- [Problem description] Reproduce the records below exactly as they appear, omitting any pictures they contain.

[Dataset listings of figures]
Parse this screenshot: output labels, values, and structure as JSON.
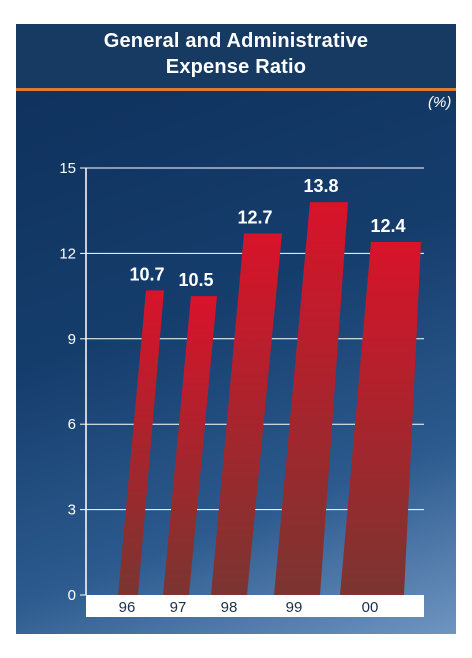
{
  "chart_data": {
    "type": "bar",
    "title_line1": "General and Administrative",
    "title_line2": "Expense Ratio",
    "unit": "(%)",
    "categories": [
      "96",
      "97",
      "98",
      "99",
      "00"
    ],
    "values": [
      10.7,
      10.5,
      12.7,
      13.8,
      12.4
    ],
    "ylim": [
      0,
      15
    ],
    "yticks": [
      "0",
      "3",
      "6",
      "9",
      "12",
      "15"
    ],
    "grid": true,
    "colors": {
      "bar_top": "#d8132a",
      "bar_bottom": "#7a3530",
      "accent": "#e07a2e"
    }
  }
}
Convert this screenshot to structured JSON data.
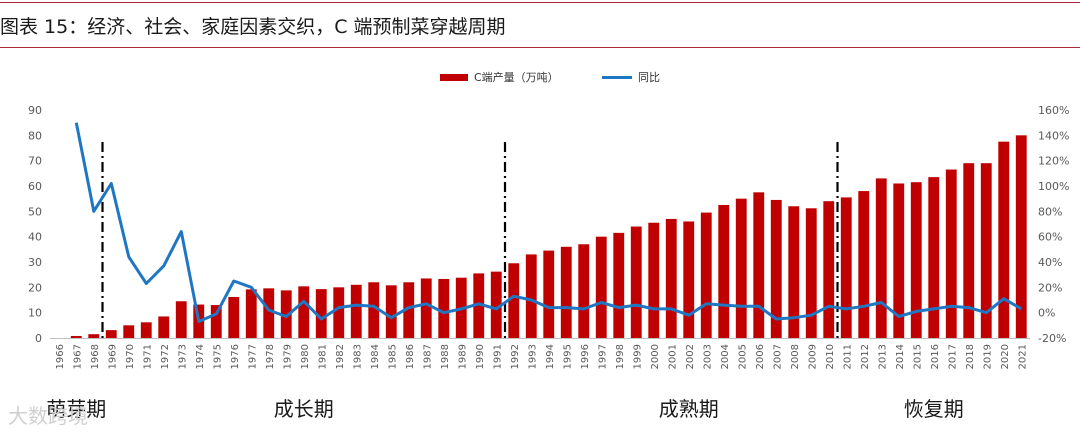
{
  "header": {
    "title": "图表 15：经济、社会、家庭因素交织，C 端预制菜穿越周期"
  },
  "watermark": "大数跨境",
  "colors": {
    "bar": "#c00000",
    "line": "#1f77c4",
    "divider": "#000000",
    "axis_text": "#595959",
    "title_rule": "#b0283a"
  },
  "chart_data": {
    "type": "bar",
    "categories": [
      "1966",
      "1967",
      "1968",
      "1969",
      "1970",
      "1971",
      "1972",
      "1973",
      "1974",
      "1975",
      "1976",
      "1977",
      "1978",
      "1979",
      "1980",
      "1981",
      "1982",
      "1983",
      "1984",
      "1985",
      "1986",
      "1987",
      "1988",
      "1989",
      "1990",
      "1991",
      "1992",
      "1993",
      "1994",
      "1995",
      "1996",
      "1997",
      "1998",
      "1999",
      "2000",
      "2001",
      "2002",
      "2003",
      "2004",
      "2005",
      "2006",
      "2007",
      "2008",
      "2009",
      "2010",
      "2011",
      "2012",
      "2013",
      "2014",
      "2015",
      "2016",
      "2017",
      "2018",
      "2019",
      "2020",
      "2021"
    ],
    "series": [
      {
        "name": "C端产量（万吨）",
        "type": "bar",
        "axis": "left",
        "values": [
          0,
          0.8,
          1.5,
          3.1,
          5,
          6.2,
          8.5,
          14.5,
          13.2,
          13,
          16.2,
          19.2,
          19.6,
          18.8,
          20.4,
          19.3,
          20,
          21,
          22,
          20.8,
          22,
          23.5,
          23.3,
          23.8,
          25.5,
          26.2,
          29.5,
          33,
          34.5,
          36,
          37,
          40,
          41.5,
          44,
          45.5,
          47,
          46,
          49.5,
          52.5,
          55,
          57.5,
          54.5,
          52,
          51.2,
          54,
          55.5,
          58,
          63,
          61,
          61.5,
          63.5,
          66.5,
          69,
          69,
          77.5,
          80
        ]
      },
      {
        "name": "同比",
        "type": "line",
        "axis": "right",
        "values": [
          null,
          150,
          80,
          102,
          44,
          23,
          37,
          64,
          -7,
          -1,
          25,
          20,
          2,
          -3,
          9,
          -5,
          4,
          6,
          5,
          -4,
          4,
          7,
          0,
          3,
          7,
          3,
          13,
          10,
          4,
          4,
          3,
          8,
          4,
          6,
          3,
          3,
          -2,
          7,
          6,
          5,
          5,
          -5,
          -4,
          -2,
          5,
          3,
          5,
          8,
          -3,
          1,
          3,
          5,
          4,
          0,
          11,
          3
        ]
      }
    ],
    "ylim": [
      0,
      90
    ],
    "y_ticks": [
      "0",
      "10",
      "20",
      "30",
      "40",
      "50",
      "60",
      "70",
      "80",
      "90"
    ],
    "y2lim": [
      -20,
      160
    ],
    "y2_ticks": [
      "-20%",
      "0%",
      "20%",
      "40%",
      "60%",
      "80%",
      "100%",
      "120%",
      "140%",
      "160%"
    ],
    "legend": [
      "C端产量（万吨）",
      "同比"
    ],
    "legend_position": "top-center",
    "grid": false,
    "divider_years": [
      "1968",
      "1991",
      "2010"
    ],
    "phases": [
      {
        "label": "萌芽期",
        "year": "1967"
      },
      {
        "label": "成长期",
        "year": "1980"
      },
      {
        "label": "成熟期",
        "year": "2002"
      },
      {
        "label": "恢复期",
        "year": "2016"
      }
    ]
  }
}
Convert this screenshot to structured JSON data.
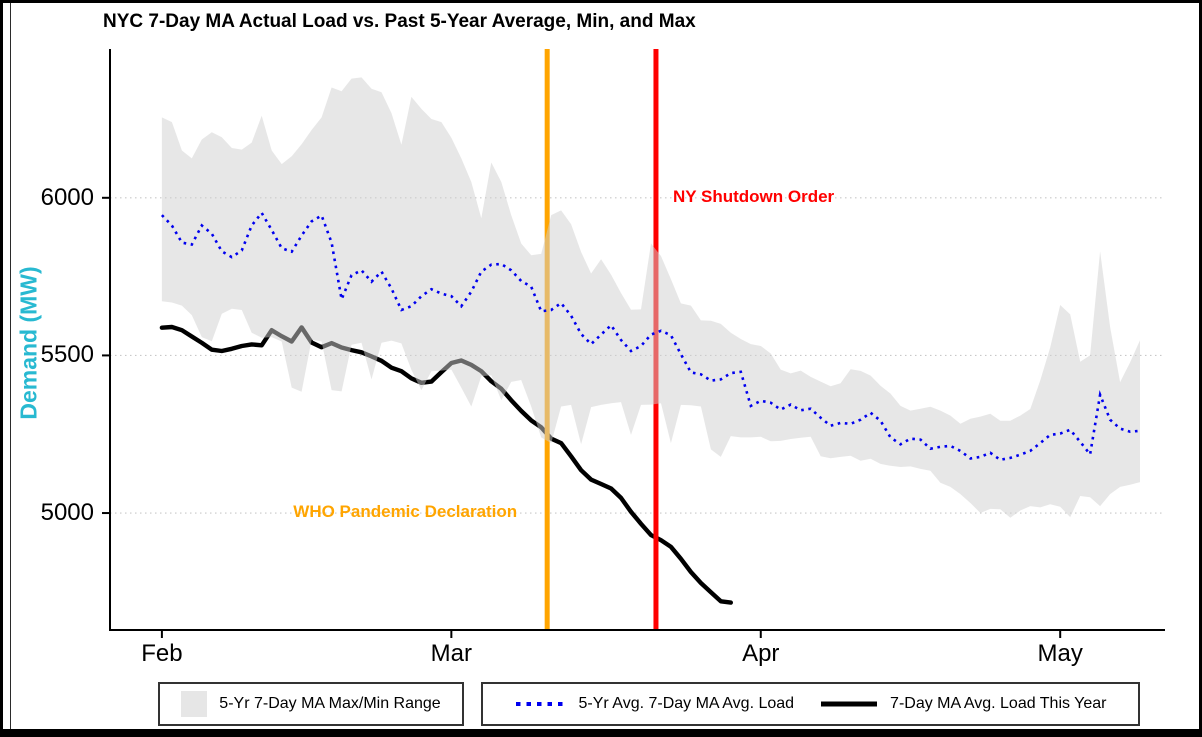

- [The response]
Parse this screenshot: output labels, values, and structure as JSON.
{
  "chart_data": {
    "type": "bar",
    "title_line1": "General and Administrative",
    "title_line2": "Expense Ratio",
    "unit": "(%)",
    "categories": [
      "96",
      "97",
      "98",
      "99",
      "00"
    ],
    "values": [
      10.7,
      10.5,
      12.7,
      13.8,
      12.4
    ],
    "ylim": [
      0,
      15
    ],
    "yticks": [
      "0",
      "3",
      "6",
      "9",
      "12",
      "15"
    ],
    "grid": true,
    "colors": {
      "bar_top": "#d8132a",
      "bar_bottom": "#7a3530",
      "accent": "#e07a2e"
    }
  }
}
Convert this screenshot to structured JSON data.
{
  "header": {
    "title": "图表 15：经济、社会、家庭因素交织，C 端预制菜穿越周期"
  },
  "watermark": "大数跨境",
  "colors": {
    "bar": "#c00000",
    "line": "#1f77c4",
    "divider": "#000000",
    "axis_text": "#595959",
    "title_rule": "#b0283a"
  },
  "chart_data": {
    "type": "bar",
    "categories": [
      "1966",
      "1967",
      "1968",
      "1969",
      "1970",
      "1971",
      "1972",
      "1973",
      "1974",
      "1975",
      "1976",
      "1977",
      "1978",
      "1979",
      "1980",
      "1981",
      "1982",
      "1983",
      "1984",
      "1985",
      "1986",
      "1987",
      "1988",
      "1989",
      "1990",
      "1991",
      "1992",
      "1993",
      "1994",
      "1995",
      "1996",
      "1997",
      "1998",
      "1999",
      "2000",
      "2001",
      "2002",
      "2003",
      "2004",
      "2005",
      "2006",
      "2007",
      "2008",
      "2009",
      "2010",
      "2011",
      "2012",
      "2013",
      "2014",
      "2015",
      "2016",
      "2017",
      "2018",
      "2019",
      "2020",
      "2021"
    ],
    "series": [
      {
        "name": "C端产量（万吨）",
        "type": "bar",
        "axis": "left",
        "values": [
          0,
          0.8,
          1.5,
          3.1,
          5,
          6.2,
          8.5,
          14.5,
          13.2,
          13,
          16.2,
          19.2,
          19.6,
          18.8,
          20.4,
          19.3,
          20,
          21,
          22,
          20.8,
          22,
          23.5,
          23.3,
          23.8,
          25.5,
          26.2,
          29.5,
          33,
          34.5,
          36,
          37,
          40,
          41.5,
          44,
          45.5,
          47,
          46,
          49.5,
          52.5,
          55,
          57.5,
          54.5,
          52,
          51.2,
          54,
          55.5,
          58,
          63,
          61,
          61.5,
          63.5,
          66.5,
          69,
          69,
          77.5,
          80
        ]
      },
      {
        "name": "同比",
        "type": "line",
        "axis": "right",
        "values": [
          null,
          150,
          80,
          102,
          44,
          23,
          37,
          64,
          -7,
          -1,
          25,
          20,
          2,
          -3,
          9,
          -5,
          4,
          6,
          5,
          -4,
          4,
          7,
          0,
          3,
          7,
          3,
          13,
          10,
          4,
          4,
          3,
          8,
          4,
          6,
          3,
          3,
          -2,
          7,
          6,
          5,
          5,
          -5,
          -4,
          -2,
          5,
          3,
          5,
          8,
          -3,
          1,
          3,
          5,
          4,
          0,
          11,
          3
        ]
      }
    ],
    "ylim": [
      0,
      90
    ],
    "y_ticks": [
      "0",
      "10",
      "20",
      "30",
      "40",
      "50",
      "60",
      "70",
      "80",
      "90"
    ],
    "y2lim": [
      -20,
      160
    ],
    "y2_ticks": [
      "-20%",
      "0%",
      "20%",
      "40%",
      "60%",
      "80%",
      "100%",
      "120%",
      "140%",
      "160%"
    ],
    "legend": [
      "C端产量（万吨）",
      "同比"
    ],
    "legend_position": "top-center",
    "grid": false,
    "divider_years": [
      "1968",
      "1991",
      "2010"
    ],
    "phases": [
      {
        "label": "萌芽期",
        "year": "1967"
      },
      {
        "label": "成长期",
        "year": "1980"
      },
      {
        "label": "成熟期",
        "year": "2002"
      },
      {
        "label": "恢复期",
        "year": "2016"
      }
    ]
  }
}
Convert this screenshot to structured JSON data.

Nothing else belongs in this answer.